[WRITTEN TASK]:
Scan the material that follows. Copy every line containing the word "JSON".

- - - - -

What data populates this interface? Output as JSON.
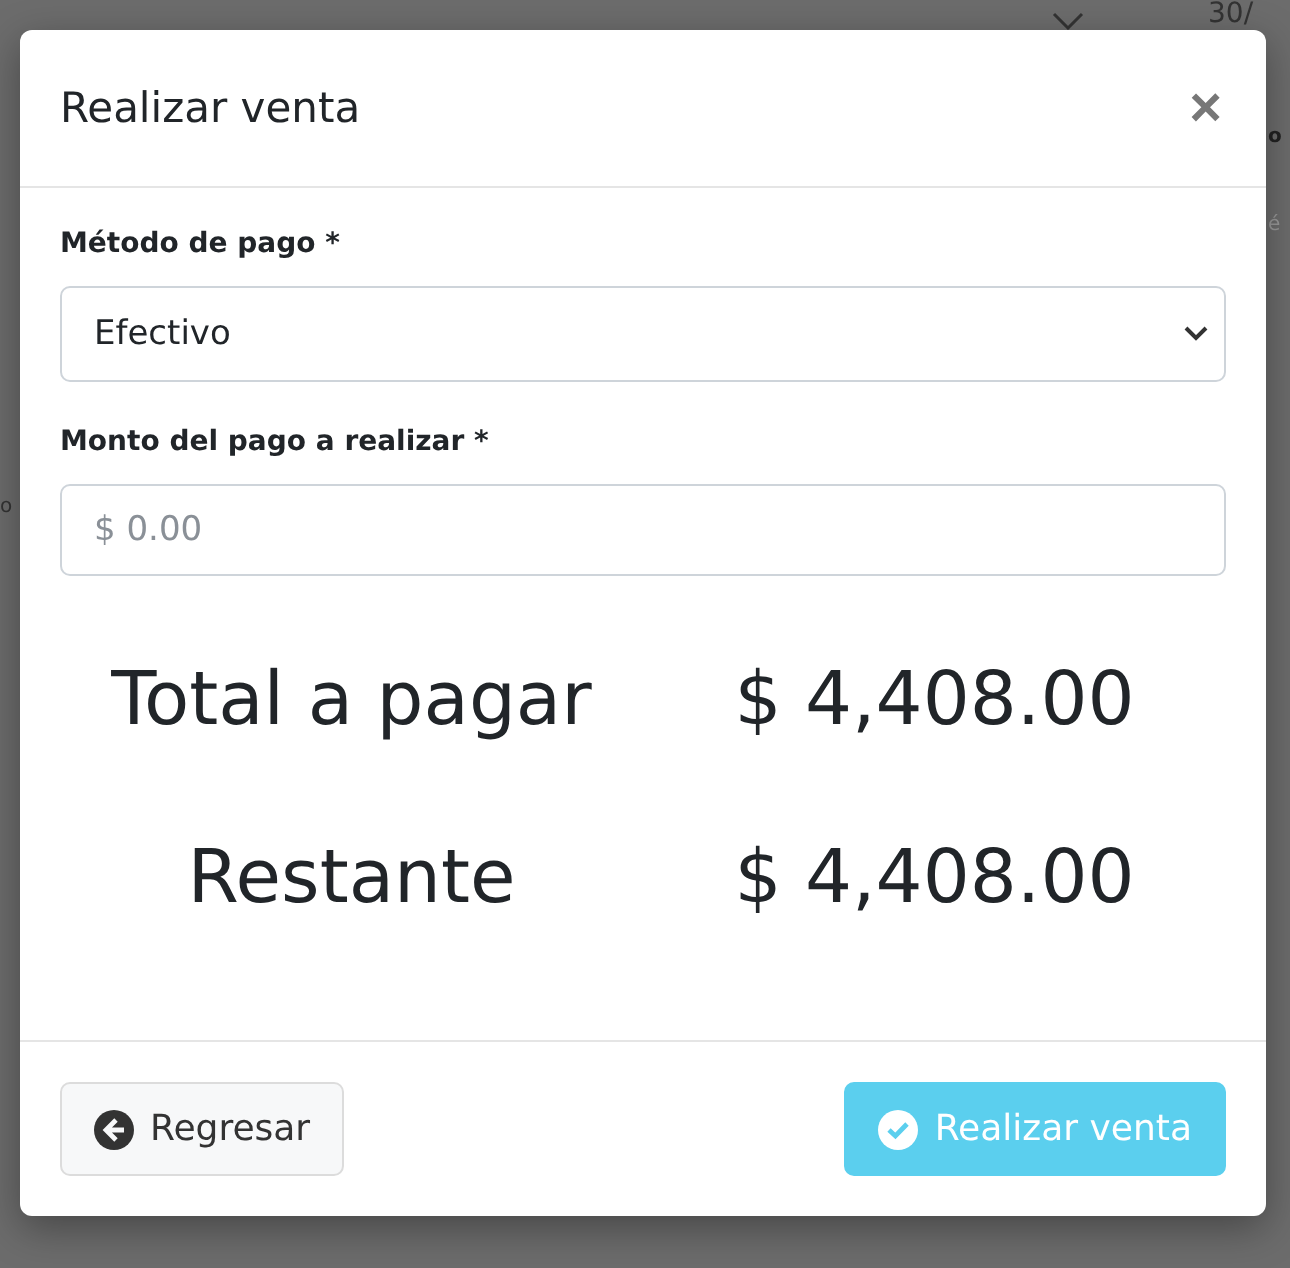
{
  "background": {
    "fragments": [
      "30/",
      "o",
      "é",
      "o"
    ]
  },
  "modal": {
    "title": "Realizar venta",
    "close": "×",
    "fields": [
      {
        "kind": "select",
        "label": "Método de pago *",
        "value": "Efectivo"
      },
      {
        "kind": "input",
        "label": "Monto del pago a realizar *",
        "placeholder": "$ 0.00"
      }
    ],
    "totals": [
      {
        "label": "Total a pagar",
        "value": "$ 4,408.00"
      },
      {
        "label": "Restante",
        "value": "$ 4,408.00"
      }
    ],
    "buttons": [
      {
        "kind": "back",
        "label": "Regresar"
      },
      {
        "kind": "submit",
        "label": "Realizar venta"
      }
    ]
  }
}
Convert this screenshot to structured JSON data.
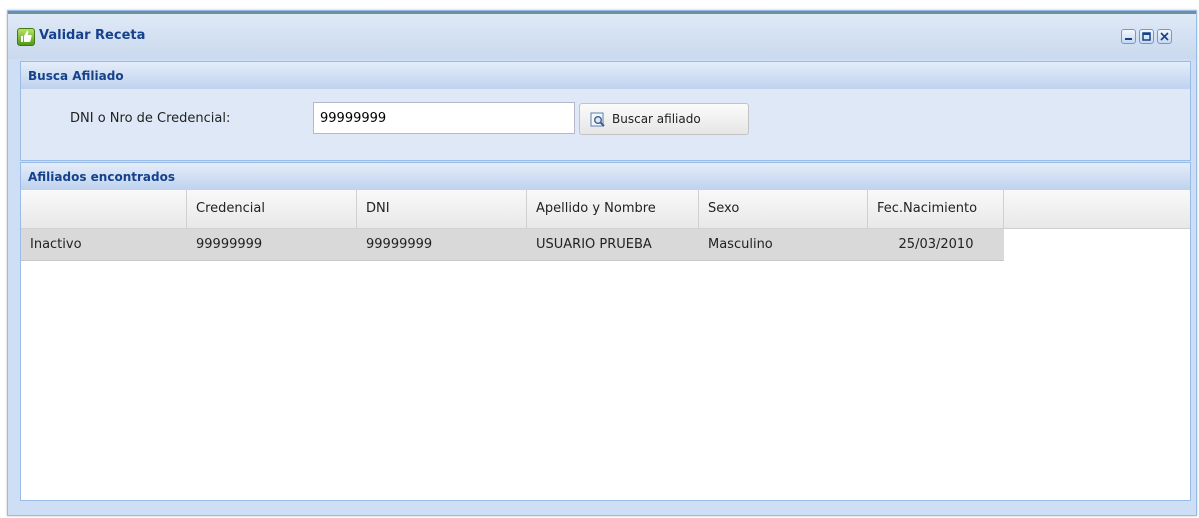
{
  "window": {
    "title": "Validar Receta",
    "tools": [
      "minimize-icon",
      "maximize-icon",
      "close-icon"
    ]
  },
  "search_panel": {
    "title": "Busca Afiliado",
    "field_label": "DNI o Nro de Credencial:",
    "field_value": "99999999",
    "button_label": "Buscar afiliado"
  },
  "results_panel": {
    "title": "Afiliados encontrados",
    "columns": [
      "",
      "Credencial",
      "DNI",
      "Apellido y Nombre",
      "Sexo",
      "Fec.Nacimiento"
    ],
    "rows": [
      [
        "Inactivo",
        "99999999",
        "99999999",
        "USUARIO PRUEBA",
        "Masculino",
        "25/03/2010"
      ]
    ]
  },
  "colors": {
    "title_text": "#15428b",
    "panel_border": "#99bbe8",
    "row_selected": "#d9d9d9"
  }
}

- - - - -

[EXERCISE ANSWER]:
What data populates this interface? Output as JSON.
Convert this screenshot to structured JSON data.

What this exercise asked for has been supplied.